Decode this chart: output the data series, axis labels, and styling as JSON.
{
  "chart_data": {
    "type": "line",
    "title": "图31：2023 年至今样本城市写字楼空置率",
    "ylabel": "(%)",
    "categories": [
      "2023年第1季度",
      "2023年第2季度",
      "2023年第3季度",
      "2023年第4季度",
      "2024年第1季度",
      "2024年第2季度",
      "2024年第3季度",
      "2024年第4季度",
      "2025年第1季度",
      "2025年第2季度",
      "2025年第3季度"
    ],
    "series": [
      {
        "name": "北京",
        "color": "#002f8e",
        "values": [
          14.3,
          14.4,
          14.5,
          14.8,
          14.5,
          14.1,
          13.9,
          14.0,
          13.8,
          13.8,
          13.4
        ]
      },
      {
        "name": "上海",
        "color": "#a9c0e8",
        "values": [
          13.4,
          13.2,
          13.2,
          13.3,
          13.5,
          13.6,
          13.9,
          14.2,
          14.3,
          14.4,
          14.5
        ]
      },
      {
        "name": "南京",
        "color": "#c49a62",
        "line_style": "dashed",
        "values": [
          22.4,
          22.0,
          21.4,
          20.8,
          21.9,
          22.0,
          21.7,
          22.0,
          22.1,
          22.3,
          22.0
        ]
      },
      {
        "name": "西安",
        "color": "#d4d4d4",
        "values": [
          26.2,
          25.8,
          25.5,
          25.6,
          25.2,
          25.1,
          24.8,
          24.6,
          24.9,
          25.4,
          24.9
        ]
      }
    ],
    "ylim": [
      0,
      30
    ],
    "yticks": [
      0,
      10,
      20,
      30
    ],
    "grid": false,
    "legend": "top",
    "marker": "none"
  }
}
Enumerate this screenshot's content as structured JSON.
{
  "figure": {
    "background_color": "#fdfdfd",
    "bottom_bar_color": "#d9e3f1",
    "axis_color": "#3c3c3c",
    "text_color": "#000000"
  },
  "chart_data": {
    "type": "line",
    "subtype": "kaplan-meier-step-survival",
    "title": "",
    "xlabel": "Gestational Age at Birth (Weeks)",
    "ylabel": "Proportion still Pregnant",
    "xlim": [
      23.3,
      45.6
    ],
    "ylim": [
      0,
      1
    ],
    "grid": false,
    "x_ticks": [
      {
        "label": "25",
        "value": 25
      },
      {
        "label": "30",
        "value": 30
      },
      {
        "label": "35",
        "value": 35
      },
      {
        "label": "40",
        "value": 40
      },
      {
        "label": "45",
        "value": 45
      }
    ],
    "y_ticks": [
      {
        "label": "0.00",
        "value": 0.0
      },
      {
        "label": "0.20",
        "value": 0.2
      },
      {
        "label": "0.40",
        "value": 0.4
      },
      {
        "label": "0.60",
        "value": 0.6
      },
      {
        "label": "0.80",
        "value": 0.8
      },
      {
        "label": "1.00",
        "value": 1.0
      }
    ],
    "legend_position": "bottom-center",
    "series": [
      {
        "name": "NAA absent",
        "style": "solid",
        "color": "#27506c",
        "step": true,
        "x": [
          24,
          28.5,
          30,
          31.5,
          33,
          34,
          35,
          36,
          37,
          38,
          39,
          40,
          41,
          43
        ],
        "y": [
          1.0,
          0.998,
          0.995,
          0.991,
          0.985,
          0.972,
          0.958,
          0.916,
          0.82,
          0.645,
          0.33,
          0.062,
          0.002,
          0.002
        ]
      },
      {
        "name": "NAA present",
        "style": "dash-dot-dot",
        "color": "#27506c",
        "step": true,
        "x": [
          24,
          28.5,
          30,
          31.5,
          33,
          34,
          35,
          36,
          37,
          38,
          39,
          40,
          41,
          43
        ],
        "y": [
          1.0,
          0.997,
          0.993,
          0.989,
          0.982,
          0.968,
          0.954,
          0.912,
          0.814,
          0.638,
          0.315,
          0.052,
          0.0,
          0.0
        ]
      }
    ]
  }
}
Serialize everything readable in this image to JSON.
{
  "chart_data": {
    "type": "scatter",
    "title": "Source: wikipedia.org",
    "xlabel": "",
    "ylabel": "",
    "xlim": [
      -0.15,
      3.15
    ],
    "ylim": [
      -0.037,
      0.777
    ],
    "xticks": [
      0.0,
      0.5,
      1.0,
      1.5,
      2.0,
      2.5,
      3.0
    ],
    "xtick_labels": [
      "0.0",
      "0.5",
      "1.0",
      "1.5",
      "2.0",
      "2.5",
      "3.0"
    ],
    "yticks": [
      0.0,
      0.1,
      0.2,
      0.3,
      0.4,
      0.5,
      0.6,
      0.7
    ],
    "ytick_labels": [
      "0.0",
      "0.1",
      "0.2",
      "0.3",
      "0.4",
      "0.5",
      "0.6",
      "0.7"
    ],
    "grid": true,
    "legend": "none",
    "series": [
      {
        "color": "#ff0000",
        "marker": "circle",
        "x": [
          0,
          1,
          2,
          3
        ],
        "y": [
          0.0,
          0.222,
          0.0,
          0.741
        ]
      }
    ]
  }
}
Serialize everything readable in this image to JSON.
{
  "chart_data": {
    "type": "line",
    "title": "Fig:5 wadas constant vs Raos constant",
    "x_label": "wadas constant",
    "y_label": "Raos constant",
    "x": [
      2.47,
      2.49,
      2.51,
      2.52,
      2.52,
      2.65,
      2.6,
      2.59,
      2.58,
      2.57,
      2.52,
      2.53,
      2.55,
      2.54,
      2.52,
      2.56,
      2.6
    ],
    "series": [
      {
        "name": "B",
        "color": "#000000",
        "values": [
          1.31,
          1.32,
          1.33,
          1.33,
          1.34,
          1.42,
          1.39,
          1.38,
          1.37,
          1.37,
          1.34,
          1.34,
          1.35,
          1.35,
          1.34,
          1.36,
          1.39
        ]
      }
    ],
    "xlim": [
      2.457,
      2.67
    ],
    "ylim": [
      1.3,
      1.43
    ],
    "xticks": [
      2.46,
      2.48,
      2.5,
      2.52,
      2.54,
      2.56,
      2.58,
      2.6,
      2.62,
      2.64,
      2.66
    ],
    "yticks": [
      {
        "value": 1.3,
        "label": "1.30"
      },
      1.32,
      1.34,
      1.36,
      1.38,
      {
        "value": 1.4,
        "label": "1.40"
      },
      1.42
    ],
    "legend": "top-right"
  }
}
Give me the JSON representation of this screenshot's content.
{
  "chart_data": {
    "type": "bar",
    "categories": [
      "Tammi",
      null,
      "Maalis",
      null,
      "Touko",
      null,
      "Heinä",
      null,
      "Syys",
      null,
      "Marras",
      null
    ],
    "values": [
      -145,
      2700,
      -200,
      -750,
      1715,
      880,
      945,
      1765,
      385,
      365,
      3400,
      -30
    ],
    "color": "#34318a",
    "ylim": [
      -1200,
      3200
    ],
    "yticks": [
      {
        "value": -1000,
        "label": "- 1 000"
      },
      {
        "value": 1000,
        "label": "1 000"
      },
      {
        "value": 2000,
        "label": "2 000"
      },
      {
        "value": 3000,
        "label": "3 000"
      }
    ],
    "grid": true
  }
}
◆ ◆ ◆ ◆
**WHAT TO DO**: Repeat every line of the records above exactly.

**TASK ANSWER**:
Decode this chart: output the data series, axis labels, and styling as JSON.
{
  "chart_data": {
    "type": "line",
    "title": "图31：2023 年至今样本城市写字楼空置率",
    "ylabel": "(%)",
    "categories": [
      "2023年第1季度",
      "2023年第2季度",
      "2023年第3季度",
      "2023年第4季度",
      "2024年第1季度",
      "2024年第2季度",
      "2024年第3季度",
      "2024年第4季度",
      "2025年第1季度",
      "2025年第2季度",
      "2025年第3季度"
    ],
    "series": [
      {
        "name": "北京",
        "color": "#002f8e",
        "values": [
          14.3,
          14.4,
          14.5,
          14.8,
          14.5,
          14.1,
          13.9,
          14.0,
          13.8,
          13.8,
          13.4
        ]
      },
      {
        "name": "上海",
        "color": "#a9c0e8",
        "values": [
          13.4,
          13.2,
          13.2,
          13.3,
          13.5,
          13.6,
          13.9,
          14.2,
          14.3,
          14.4,
          14.5
        ]
      },
      {
        "name": "南京",
        "color": "#c49a62",
        "line_style": "dashed",
        "values": [
          22.4,
          22.0,
          21.4,
          20.8,
          21.9,
          22.0,
          21.7,
          22.0,
          22.1,
          22.3,
          22.0
        ]
      },
      {
        "name": "西安",
        "color": "#d4d4d4",
        "values": [
          26.2,
          25.8,
          25.5,
          25.6,
          25.2,
          25.1,
          24.8,
          24.6,
          24.9,
          25.4,
          24.9
        ]
      }
    ],
    "ylim": [
      0,
      30
    ],
    "yticks": [
      0,
      10,
      20,
      30
    ],
    "grid": false,
    "legend": "top",
    "marker": "none"
  }
}
Enumerate this screenshot's content as structured JSON.
{
  "figure": {
    "background_color": "#fdfdfd",
    "bottom_bar_color": "#d9e3f1",
    "axis_color": "#3c3c3c",
    "text_color": "#000000"
  },
  "chart_data": {
    "type": "line",
    "subtype": "kaplan-meier-step-survival",
    "title": "",
    "xlabel": "Gestational Age at Birth (Weeks)",
    "ylabel": "Proportion still Pregnant",
    "xlim": [
      23.3,
      45.6
    ],
    "ylim": [
      0,
      1
    ],
    "grid": false,
    "x_ticks": [
      {
        "label": "25",
        "value": 25
      },
      {
        "label": "30",
        "value": 30
      },
      {
        "label": "35",
        "value": 35
      },
      {
        "label": "40",
        "value": 40
      },
      {
        "label": "45",
        "value": 45
      }
    ],
    "y_ticks": [
      {
        "label": "0.00",
        "value": 0.0
      },
      {
        "label": "0.20",
        "value": 0.2
      },
      {
        "label": "0.40",
        "value": 0.4
      },
      {
        "label": "0.60",
        "value": 0.6
      },
      {
        "label": "0.80",
        "value": 0.8
      },
      {
        "label": "1.00",
        "value": 1.0
      }
    ],
    "legend_position": "bottom-center",
    "series": [
      {
        "name": "NAA absent",
        "style": "solid",
        "color": "#27506c",
        "step": true,
        "x": [
          24,
          28.5,
          30,
          31.5,
          33,
          34,
          35,
          36,
          37,
          38,
          39,
          40,
          41,
          43
        ],
        "y": [
          1.0,
          0.998,
          0.995,
          0.991,
          0.985,
          0.972,
          0.958,
          0.916,
          0.82,
          0.645,
          0.33,
          0.062,
          0.002,
          0.002
        ]
      },
      {
        "name": "NAA present",
        "style": "dash-dot-dot",
        "color": "#27506c",
        "step": true,
        "x": [
          24,
          28.5,
          30,
          31.5,
          33,
          34,
          35,
          36,
          37,
          38,
          39,
          40,
          41,
          43
        ],
        "y": [
          1.0,
          0.997,
          0.993,
          0.989,
          0.982,
          0.968,
          0.954,
          0.912,
          0.814,
          0.638,
          0.315,
          0.052,
          0.0,
          0.0
        ]
      }
    ]
  }
}
Serialize everything readable in this image to JSON.
{
  "chart_data": {
    "type": "scatter",
    "title": "Source: wikipedia.org",
    "xlabel": "",
    "ylabel": "",
    "xlim": [
      -0.15,
      3.15
    ],
    "ylim": [
      -0.037,
      0.777
    ],
    "xticks": [
      0.0,
      0.5,
      1.0,
      1.5,
      2.0,
      2.5,
      3.0
    ],
    "xtick_labels": [
      "0.0",
      "0.5",
      "1.0",
      "1.5",
      "2.0",
      "2.5",
      "3.0"
    ],
    "yticks": [
      0.0,
      0.1,
      0.2,
      0.3,
      0.4,
      0.5,
      0.6,
      0.7
    ],
    "ytick_labels": [
      "0.0",
      "0.1",
      "0.2",
      "0.3",
      "0.4",
      "0.5",
      "0.6",
      "0.7"
    ],
    "grid": true,
    "legend": "none",
    "series": [
      {
        "color": "#ff0000",
        "marker": "circle",
        "x": [
          0,
          1,
          2,
          3
        ],
        "y": [
          0.0,
          0.222,
          0.0,
          0.741
        ]
      }
    ]
  }
}
Serialize everything readable in this image to JSON.
{
  "chart_data": {
    "type": "line",
    "title": "Fig:5 wadas constant vs Raos constant",
    "x_label": "wadas constant",
    "y_label": "Raos constant",
    "x": [
      2.47,
      2.49,
      2.51,
      2.52,
      2.52,
      2.65,
      2.6,
      2.59,
      2.58,
      2.57,
      2.52,
      2.53,
      2.55,
      2.54,
      2.52,
      2.56,
      2.6
    ],
    "series": [
      {
        "name": "B",
        "color": "#000000",
        "values": [
          1.31,
          1.32,
          1.33,
          1.33,
          1.34,
          1.42,
          1.39,
          1.38,
          1.37,
          1.37,
          1.34,
          1.34,
          1.35,
          1.35,
          1.34,
          1.36,
          1.39
        ]
      }
    ],
    "xlim": [
      2.457,
      2.67
    ],
    "ylim": [
      1.3,
      1.43
    ],
    "xticks": [
      2.46,
      2.48,
      2.5,
      2.52,
      2.54,
      2.56,
      2.58,
      2.6,
      2.62,
      2.64,
      2.66
    ],
    "yticks": [
      {
        "value": 1.3,
        "label": "1.30"
      },
      1.32,
      1.34,
      1.36,
      1.38,
      {
        "value": 1.4,
        "label": "1.40"
      },
      1.42
    ],
    "legend": "top-right"
  }
}
Give me the JSON representation of this screenshot's content.
{
  "chart_data": {
    "type": "bar",
    "categories": [
      "Tammi",
      null,
      "Maalis",
      null,
      "Touko",
      null,
      "Heinä",
      null,
      "Syys",
      null,
      "Marras",
      null
    ],
    "values": [
      -145,
      2700,
      -200,
      -750,
      1715,
      880,
      945,
      1765,
      385,
      365,
      3400,
      -30
    ],
    "color": "#34318a",
    "ylim": [
      -1200,
      3200
    ],
    "yticks": [
      {
        "value": -1000,
        "label": "- 1 000"
      },
      {
        "value": 1000,
        "label": "1 000"
      },
      {
        "value": 2000,
        "label": "2 000"
      },
      {
        "value": 3000,
        "label": "3 000"
      }
    ],
    "grid": true
  }
}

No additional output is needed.